▸ **Exercise goal**
Put every line of the entries below into a numbered list, leaving out any blank lines.
-- Begin --
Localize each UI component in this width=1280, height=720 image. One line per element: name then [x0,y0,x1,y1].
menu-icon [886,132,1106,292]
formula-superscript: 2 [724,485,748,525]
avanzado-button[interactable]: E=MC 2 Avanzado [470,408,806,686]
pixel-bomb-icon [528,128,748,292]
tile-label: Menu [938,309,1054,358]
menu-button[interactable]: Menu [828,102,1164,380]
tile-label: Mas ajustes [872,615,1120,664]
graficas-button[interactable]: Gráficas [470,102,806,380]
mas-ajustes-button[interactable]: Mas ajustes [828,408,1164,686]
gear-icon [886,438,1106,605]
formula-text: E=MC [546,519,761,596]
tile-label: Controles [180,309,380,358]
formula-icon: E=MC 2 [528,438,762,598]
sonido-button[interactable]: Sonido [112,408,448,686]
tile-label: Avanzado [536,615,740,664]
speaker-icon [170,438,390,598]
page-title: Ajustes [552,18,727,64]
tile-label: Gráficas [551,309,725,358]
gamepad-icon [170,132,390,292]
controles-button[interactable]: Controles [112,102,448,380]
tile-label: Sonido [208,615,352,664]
-- End --
▸ **Answer to this task**
1. Localize each UI component in this width=1280, height=720 image. One line per element: name then [x0,y0,x1,y1].
2. menu-icon [886,132,1106,292]
3. formula-superscript: 2 [724,485,748,525]
4. avanzado-button[interactable]: E=MC 2 Avanzado [470,408,806,686]
5. pixel-bomb-icon [528,128,748,292]
6. tile-label: Menu [938,309,1054,358]
7. menu-button[interactable]: Menu [828,102,1164,380]
8. tile-label: Mas ajustes [872,615,1120,664]
9. graficas-button[interactable]: Gráficas [470,102,806,380]
10. mas-ajustes-button[interactable]: Mas ajustes [828,408,1164,686]
11. gear-icon [886,438,1106,605]
12. formula-text: E=MC [546,519,761,596]
13. tile-label: Controles [180,309,380,358]
14. formula-icon: E=MC 2 [528,438,762,598]
15. sonido-button[interactable]: Sonido [112,408,448,686]
16. tile-label: Avanzado [536,615,740,664]
17. speaker-icon [170,438,390,598]
18. page-title: Ajustes [552,18,727,64]
19. tile-label: Gráficas [551,309,725,358]
20. gamepad-icon [170,132,390,292]
21. controles-button[interactable]: Controles [112,102,448,380]
22. tile-label: Sonido [208,615,352,664]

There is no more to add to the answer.